:: 資料 ::

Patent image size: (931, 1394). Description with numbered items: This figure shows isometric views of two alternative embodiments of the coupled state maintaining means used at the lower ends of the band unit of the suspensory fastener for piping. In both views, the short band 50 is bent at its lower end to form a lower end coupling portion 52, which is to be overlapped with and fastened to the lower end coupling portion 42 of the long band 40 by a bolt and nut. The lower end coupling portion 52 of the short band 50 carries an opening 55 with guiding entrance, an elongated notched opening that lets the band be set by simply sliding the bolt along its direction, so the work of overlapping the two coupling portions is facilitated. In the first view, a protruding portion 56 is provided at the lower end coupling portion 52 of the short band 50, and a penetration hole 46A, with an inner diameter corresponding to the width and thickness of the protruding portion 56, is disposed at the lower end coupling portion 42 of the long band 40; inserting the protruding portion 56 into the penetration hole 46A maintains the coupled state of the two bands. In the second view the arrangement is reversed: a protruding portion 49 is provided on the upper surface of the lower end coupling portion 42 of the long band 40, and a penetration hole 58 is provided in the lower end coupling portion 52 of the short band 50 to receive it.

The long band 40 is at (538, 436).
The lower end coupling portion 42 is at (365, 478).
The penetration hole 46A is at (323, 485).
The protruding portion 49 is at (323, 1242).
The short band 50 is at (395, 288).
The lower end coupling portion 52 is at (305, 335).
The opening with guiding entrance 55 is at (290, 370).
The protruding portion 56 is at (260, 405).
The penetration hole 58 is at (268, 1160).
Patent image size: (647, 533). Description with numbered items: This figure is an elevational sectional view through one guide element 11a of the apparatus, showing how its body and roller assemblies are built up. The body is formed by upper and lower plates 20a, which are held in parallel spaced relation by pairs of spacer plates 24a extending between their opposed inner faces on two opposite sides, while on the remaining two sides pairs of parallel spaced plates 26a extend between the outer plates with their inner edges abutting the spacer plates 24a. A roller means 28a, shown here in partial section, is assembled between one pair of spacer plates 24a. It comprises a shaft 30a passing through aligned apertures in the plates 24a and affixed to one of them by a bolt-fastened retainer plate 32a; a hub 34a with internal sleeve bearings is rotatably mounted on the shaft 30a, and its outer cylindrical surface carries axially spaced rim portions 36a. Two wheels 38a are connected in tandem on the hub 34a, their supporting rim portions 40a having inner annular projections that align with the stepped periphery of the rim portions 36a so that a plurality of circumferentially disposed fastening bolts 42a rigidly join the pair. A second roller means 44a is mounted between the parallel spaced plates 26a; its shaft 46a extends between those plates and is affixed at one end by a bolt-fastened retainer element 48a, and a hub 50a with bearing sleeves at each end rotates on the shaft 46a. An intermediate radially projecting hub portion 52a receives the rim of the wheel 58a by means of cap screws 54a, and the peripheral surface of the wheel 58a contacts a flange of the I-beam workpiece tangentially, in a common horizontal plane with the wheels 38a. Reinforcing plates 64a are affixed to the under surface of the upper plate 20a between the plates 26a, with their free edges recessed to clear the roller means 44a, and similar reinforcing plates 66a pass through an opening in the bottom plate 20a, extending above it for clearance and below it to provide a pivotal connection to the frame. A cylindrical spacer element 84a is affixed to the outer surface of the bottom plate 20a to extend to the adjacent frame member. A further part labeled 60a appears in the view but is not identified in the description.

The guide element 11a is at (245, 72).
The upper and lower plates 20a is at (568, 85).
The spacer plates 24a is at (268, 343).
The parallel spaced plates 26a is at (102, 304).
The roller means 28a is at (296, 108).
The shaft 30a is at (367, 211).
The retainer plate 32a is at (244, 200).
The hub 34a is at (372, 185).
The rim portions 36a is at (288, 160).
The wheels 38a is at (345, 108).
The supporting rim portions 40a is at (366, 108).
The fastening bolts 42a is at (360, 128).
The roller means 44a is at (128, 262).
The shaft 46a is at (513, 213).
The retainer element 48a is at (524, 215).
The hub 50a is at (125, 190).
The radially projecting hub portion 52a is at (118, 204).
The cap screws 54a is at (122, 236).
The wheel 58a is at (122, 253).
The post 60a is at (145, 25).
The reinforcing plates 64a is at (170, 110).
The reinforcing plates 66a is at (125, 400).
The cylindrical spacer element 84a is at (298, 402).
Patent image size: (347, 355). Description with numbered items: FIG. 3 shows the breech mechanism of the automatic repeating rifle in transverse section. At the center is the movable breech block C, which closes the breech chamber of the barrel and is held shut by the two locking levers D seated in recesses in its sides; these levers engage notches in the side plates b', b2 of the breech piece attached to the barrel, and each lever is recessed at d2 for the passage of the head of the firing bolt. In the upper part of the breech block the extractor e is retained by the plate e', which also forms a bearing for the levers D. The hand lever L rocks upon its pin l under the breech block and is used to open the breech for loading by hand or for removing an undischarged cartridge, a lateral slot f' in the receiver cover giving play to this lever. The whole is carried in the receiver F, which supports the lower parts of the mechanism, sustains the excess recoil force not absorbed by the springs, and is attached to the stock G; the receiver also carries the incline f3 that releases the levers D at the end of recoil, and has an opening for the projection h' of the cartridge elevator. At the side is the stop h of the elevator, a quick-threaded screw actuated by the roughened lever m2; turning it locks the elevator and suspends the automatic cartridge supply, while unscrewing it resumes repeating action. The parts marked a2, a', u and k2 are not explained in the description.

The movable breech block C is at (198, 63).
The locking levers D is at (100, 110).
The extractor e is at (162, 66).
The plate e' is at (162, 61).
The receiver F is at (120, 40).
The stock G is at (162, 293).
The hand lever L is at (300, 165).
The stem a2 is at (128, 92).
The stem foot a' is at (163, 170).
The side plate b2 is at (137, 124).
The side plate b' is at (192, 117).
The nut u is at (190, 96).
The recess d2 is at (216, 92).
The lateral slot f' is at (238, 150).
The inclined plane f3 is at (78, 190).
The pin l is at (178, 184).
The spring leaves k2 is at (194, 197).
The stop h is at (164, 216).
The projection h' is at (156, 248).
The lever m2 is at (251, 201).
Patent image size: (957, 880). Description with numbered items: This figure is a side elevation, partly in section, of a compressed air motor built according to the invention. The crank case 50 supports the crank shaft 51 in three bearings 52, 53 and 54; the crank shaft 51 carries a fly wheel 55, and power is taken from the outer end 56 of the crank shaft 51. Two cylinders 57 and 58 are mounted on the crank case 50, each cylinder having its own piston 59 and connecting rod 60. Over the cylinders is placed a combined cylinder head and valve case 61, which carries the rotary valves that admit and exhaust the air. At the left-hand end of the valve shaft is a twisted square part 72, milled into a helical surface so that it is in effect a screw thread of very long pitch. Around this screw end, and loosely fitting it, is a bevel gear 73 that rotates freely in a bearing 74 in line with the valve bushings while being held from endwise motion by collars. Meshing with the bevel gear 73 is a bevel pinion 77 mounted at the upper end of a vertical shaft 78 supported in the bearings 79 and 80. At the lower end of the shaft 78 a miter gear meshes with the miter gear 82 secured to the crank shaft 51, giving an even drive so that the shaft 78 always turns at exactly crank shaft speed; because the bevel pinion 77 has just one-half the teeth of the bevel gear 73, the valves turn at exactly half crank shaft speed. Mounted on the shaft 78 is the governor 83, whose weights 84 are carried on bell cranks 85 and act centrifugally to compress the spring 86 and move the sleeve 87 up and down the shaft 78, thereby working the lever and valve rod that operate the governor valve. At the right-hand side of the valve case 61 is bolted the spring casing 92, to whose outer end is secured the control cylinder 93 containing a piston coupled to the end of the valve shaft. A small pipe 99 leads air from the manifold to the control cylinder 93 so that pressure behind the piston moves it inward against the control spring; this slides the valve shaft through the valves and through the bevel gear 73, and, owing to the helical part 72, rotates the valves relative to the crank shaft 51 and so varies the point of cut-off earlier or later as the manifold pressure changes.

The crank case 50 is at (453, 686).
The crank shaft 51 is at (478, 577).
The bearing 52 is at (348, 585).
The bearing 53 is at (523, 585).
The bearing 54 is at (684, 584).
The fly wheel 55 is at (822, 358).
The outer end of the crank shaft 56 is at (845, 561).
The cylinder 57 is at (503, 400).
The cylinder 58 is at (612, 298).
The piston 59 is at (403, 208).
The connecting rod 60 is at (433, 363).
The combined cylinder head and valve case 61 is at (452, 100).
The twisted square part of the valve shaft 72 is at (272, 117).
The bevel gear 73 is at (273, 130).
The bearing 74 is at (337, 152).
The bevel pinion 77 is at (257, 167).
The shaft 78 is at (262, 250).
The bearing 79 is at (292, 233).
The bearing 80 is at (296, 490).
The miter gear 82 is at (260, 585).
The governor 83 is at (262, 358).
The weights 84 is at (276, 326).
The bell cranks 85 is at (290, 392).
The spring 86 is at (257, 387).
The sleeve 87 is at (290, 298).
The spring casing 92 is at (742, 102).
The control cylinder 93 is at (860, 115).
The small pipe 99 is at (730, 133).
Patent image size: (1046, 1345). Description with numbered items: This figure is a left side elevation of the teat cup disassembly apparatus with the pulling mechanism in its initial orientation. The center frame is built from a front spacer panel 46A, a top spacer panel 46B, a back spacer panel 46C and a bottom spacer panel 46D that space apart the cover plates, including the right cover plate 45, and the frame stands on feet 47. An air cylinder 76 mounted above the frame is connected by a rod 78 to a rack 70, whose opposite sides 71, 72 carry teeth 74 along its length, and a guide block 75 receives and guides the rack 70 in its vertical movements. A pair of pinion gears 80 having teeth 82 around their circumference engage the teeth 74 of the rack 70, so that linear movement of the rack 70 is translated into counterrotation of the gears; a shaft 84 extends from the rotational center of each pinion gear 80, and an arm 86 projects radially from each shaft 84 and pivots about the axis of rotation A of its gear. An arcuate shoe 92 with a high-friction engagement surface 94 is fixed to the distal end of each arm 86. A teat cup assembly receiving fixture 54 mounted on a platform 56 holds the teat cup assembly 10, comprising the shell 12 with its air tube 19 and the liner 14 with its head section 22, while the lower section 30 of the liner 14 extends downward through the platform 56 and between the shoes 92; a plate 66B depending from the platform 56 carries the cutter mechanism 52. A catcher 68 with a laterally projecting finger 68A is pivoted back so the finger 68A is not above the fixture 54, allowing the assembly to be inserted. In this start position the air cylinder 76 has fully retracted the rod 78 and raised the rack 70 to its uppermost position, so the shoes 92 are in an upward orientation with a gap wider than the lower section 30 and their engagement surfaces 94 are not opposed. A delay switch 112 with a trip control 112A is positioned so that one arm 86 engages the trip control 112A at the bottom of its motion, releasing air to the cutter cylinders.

:::

● あなたへの指示:
上のエントリの中から、「Patent image size: (347, 355).」を含む行から「The side plate b2 is at (137, 124).」を含む行までを、両端の行も含めて一字一句そのまま書き写してください。

● 出力結果:
Patent image size: (347, 355). Description with numbered items: FIG. 3 shows the breech mechanism of the automatic repeating rifle in transverse section. At the center is the movable breech block C, which closes the breech chamber of the barrel and is held shut by the two locking levers D seated in recesses in its sides; these levers engage notches in the side plates b', b2 of the breech piece attached to the barrel, and each lever is recessed at d2 for the passage of the head of the firing bolt. In the upper part of the breech block the extractor e is retained by the plate e', which also forms a bearing for the levers D. The hand lever L rocks upon its pin l under the breech block and is used to open the breech for loading by hand or for removing an undischarged cartridge, a lateral slot f' in the receiver cover giving play to this lever. The whole is carried in the receiver F, which supports the lower parts of the mechanism, sustains the excess recoil force not absorbed by the springs, and is attached to the stock G; the receiver also carries the incline f3 that releases the levers D at the end of recoil, and has an opening for the projection h' of the cartridge elevator. At the side is the stop h of the elevator, a quick-threaded screw actuated by the roughened lever m2; turning it locks the elevator and suspends the automatic cartridge supply, while unscrewing it resumes repeating action. The parts marked a2, a', u and k2 are not explained in the description.

The movable breech block C is at (198, 63).
The locking levers D is at (100, 110).
The extractor e is at (162, 66).
The plate e' is at (162, 61).
The receiver F is at (120, 40).
The stock G is at (162, 293).
The hand lever L is at (300, 165).
The stem a2 is at (128, 92).
The stem foot a' is at (163, 170).
The side plate b2 is at (137, 124).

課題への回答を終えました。